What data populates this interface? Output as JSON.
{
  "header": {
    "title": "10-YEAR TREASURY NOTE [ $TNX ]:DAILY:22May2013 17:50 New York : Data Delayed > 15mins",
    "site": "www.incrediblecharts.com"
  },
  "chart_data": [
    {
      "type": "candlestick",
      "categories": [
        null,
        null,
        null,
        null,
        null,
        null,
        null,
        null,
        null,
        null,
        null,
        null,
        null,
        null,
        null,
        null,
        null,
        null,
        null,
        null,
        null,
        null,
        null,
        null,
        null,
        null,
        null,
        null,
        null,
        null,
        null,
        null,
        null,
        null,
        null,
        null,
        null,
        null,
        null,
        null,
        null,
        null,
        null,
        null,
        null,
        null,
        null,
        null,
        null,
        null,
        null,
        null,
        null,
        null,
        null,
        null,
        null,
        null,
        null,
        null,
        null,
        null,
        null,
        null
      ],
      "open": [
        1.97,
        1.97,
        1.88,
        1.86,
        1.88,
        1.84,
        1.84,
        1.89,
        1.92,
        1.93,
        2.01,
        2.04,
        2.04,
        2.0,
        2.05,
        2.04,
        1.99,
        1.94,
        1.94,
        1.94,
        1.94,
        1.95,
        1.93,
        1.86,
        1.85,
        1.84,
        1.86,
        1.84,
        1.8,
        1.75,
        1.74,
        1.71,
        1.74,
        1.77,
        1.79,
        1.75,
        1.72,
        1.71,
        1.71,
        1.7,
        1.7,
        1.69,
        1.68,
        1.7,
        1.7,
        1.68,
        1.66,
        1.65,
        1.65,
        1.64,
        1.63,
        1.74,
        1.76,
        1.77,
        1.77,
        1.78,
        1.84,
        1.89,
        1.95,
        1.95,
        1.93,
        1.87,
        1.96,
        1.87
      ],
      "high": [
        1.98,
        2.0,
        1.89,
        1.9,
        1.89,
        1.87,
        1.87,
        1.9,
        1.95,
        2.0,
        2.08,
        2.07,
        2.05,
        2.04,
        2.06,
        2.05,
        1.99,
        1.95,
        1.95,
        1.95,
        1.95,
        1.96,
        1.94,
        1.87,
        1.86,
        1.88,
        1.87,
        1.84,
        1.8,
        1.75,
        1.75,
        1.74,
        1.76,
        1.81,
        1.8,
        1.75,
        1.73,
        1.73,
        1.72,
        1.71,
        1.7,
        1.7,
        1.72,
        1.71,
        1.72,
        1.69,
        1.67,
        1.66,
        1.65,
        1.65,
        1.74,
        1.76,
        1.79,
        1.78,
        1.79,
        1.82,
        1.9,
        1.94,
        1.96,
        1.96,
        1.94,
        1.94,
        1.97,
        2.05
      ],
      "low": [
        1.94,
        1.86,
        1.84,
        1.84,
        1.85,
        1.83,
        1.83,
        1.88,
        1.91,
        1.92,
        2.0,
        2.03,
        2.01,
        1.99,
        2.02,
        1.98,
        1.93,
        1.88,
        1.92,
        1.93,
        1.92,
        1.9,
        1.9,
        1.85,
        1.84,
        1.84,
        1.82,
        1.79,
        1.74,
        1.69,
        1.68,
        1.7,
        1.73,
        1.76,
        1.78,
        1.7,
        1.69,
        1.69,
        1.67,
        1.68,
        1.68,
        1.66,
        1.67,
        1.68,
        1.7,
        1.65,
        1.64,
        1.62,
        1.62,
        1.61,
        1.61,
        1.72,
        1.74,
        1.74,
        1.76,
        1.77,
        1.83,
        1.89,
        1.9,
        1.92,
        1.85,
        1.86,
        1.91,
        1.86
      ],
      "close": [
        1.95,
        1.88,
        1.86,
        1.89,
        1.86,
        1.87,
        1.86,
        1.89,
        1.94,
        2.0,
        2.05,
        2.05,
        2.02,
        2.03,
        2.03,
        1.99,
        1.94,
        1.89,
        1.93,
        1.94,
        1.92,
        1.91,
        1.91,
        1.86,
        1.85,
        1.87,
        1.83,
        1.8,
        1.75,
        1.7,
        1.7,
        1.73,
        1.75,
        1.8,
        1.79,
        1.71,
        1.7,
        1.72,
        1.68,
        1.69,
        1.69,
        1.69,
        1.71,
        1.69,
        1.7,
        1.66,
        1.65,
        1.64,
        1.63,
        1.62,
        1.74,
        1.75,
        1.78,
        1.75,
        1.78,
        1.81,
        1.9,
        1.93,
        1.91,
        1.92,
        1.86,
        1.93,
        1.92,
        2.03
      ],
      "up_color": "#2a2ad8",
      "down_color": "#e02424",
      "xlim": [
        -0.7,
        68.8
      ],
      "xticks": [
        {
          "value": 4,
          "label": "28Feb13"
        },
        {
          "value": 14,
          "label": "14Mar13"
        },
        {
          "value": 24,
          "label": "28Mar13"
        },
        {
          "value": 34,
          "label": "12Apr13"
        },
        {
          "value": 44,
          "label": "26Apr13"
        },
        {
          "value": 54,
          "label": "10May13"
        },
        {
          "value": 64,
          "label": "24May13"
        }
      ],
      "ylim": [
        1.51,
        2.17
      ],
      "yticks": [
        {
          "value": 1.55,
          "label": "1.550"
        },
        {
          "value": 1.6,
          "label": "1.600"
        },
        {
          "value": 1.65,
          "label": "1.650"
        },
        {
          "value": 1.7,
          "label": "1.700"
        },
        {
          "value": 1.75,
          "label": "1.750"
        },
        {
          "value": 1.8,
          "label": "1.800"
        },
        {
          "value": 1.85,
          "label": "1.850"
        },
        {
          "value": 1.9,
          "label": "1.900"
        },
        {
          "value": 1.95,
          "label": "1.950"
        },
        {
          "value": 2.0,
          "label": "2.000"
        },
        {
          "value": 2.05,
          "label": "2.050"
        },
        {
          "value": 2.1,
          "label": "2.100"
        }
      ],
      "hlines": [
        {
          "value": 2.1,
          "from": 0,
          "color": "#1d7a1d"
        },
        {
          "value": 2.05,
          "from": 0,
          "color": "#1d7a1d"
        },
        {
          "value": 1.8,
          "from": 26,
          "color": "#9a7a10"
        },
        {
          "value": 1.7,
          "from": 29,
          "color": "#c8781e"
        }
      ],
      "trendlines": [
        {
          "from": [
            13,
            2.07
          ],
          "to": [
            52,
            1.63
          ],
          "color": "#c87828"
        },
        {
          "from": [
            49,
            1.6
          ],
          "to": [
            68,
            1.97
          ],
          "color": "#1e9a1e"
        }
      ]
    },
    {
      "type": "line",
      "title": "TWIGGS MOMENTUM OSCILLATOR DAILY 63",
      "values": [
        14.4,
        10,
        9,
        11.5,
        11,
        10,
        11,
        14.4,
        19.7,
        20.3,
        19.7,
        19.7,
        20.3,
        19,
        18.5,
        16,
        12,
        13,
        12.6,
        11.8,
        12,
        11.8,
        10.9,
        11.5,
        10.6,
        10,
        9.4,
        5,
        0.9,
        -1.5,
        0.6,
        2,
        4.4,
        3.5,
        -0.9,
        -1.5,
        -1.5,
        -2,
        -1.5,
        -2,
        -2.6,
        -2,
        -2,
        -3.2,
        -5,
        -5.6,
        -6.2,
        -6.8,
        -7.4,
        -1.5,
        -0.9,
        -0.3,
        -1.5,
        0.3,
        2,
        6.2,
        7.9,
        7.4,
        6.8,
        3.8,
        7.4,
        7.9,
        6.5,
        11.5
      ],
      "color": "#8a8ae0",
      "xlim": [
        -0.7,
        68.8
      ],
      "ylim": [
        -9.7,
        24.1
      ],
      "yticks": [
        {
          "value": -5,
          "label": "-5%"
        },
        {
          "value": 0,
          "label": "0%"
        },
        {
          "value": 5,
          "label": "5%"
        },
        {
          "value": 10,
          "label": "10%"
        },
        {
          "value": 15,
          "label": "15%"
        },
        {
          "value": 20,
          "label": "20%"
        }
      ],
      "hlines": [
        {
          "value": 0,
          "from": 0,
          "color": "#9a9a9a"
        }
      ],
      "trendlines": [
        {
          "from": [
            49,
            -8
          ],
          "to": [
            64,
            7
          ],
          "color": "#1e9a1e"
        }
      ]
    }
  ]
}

***

§ **REQUEST**
Go through the material and copy out every line with "DAILY" in it.

§ **ANSWER**
    "title": "10-YEAR TREASURY NOTE [ $TNX ]:DAILY:22May2013 17:50 New York : Data Delayed > 15mins",
      "title": "TWIGGS MOMENTUM OSCILLATOR DAILY 63",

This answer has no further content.